**WHAT IS NEEDED:**
Identify the lines holding "подводами" and copy them.

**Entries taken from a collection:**

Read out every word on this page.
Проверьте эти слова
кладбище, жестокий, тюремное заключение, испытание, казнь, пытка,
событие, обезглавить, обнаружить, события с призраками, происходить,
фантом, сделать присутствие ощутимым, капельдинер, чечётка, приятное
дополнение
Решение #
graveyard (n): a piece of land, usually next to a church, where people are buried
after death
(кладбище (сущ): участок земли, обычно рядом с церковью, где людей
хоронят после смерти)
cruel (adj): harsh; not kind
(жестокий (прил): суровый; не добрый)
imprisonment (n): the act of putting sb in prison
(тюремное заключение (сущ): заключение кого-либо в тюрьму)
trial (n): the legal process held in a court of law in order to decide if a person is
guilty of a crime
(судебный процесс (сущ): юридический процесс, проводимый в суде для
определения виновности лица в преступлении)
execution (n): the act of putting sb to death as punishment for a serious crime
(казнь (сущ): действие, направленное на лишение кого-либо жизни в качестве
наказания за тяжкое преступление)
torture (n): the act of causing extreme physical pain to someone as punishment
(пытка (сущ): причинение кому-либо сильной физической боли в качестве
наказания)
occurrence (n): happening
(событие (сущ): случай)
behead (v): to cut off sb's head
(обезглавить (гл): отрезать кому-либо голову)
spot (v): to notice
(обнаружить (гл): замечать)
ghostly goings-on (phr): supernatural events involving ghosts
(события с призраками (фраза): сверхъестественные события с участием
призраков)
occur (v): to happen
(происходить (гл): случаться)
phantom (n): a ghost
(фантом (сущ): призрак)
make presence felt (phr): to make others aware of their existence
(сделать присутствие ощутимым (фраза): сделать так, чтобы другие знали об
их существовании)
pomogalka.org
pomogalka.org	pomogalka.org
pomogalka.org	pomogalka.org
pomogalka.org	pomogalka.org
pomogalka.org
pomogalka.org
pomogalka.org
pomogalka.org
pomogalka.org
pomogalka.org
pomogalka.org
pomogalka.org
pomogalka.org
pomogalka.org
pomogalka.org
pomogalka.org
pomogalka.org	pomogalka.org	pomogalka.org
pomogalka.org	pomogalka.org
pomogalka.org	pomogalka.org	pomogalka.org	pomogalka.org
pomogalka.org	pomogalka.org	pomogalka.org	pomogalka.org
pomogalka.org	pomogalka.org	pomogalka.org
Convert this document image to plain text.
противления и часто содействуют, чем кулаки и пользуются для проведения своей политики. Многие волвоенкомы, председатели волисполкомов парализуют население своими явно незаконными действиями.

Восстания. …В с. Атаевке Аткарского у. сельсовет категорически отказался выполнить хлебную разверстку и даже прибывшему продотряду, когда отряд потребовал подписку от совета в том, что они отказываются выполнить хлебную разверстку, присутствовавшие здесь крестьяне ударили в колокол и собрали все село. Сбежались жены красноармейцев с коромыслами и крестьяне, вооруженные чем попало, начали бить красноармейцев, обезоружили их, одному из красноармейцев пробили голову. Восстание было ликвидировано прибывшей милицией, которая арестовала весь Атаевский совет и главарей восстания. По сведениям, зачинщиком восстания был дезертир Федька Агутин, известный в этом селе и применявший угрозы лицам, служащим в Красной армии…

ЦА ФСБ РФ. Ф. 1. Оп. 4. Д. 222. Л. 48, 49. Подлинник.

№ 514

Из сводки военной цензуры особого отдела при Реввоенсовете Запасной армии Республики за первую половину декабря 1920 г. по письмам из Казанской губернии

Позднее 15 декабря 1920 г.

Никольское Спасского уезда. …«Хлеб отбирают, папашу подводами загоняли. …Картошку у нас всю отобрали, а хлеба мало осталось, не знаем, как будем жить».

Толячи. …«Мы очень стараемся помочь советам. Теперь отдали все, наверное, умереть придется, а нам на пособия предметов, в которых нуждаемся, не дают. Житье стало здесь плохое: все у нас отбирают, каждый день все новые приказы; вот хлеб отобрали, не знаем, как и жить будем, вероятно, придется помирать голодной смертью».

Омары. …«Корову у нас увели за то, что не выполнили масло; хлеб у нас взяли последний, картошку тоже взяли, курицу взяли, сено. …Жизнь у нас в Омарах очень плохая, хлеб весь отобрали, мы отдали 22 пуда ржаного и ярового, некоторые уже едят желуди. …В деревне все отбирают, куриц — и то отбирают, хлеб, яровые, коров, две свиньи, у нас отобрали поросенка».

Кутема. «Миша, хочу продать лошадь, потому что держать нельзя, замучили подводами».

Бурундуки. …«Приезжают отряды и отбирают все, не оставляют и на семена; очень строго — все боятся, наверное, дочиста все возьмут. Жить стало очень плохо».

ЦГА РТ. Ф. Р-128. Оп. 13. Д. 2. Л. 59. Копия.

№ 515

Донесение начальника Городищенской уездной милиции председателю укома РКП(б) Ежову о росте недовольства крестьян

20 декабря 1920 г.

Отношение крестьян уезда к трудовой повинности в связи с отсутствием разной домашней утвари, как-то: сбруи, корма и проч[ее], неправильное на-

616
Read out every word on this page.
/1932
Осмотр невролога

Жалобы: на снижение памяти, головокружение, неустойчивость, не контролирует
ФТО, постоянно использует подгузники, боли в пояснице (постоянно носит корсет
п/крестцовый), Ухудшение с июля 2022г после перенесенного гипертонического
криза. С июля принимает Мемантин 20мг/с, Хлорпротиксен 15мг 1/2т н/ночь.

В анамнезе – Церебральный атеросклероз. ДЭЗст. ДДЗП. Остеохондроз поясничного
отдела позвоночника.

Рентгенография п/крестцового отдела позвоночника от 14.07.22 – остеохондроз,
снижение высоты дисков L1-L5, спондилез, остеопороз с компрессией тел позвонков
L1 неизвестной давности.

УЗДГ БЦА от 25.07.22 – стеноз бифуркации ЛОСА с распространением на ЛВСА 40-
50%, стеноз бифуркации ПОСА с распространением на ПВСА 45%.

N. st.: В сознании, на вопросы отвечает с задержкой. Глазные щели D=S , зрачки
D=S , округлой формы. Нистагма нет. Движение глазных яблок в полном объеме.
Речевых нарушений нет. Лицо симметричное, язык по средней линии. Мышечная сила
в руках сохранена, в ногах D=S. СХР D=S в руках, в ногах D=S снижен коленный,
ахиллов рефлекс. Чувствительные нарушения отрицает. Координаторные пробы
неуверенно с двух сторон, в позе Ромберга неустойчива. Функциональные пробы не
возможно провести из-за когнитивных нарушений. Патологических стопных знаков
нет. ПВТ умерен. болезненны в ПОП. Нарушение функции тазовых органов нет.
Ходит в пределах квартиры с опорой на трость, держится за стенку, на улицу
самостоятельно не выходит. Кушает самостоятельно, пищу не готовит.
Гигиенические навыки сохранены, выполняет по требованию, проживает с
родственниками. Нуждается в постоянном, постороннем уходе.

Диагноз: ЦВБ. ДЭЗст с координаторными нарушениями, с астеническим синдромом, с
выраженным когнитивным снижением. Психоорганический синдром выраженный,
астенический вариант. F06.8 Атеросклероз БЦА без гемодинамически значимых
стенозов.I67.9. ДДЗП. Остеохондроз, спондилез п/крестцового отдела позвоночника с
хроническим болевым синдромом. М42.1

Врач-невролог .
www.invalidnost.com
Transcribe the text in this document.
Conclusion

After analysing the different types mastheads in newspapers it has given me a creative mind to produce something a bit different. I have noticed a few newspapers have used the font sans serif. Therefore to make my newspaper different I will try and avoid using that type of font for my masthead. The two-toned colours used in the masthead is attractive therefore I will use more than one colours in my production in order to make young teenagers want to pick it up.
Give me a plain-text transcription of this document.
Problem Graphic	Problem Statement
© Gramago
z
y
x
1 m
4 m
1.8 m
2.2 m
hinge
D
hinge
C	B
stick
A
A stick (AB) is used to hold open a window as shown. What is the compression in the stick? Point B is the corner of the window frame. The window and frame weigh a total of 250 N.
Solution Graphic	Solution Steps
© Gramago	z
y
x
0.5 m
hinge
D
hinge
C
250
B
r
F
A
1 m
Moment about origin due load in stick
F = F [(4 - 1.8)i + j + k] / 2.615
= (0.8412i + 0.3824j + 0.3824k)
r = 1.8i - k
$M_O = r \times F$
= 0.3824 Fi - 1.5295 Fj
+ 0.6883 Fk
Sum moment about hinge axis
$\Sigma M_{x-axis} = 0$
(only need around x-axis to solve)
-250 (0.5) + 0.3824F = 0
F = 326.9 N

**ANSWER FOR THIS EXERCISE:**
Никольское Спасского уезда. …«Хлеб отбирают, папашу подводами загоняли. …Картошку у нас всю отобрали, а хлеба мало осталось, не знаем, как будем жить».
Кутема. «Миша, хочу продать лошадь, потому что держать нельзя, замучили подводами».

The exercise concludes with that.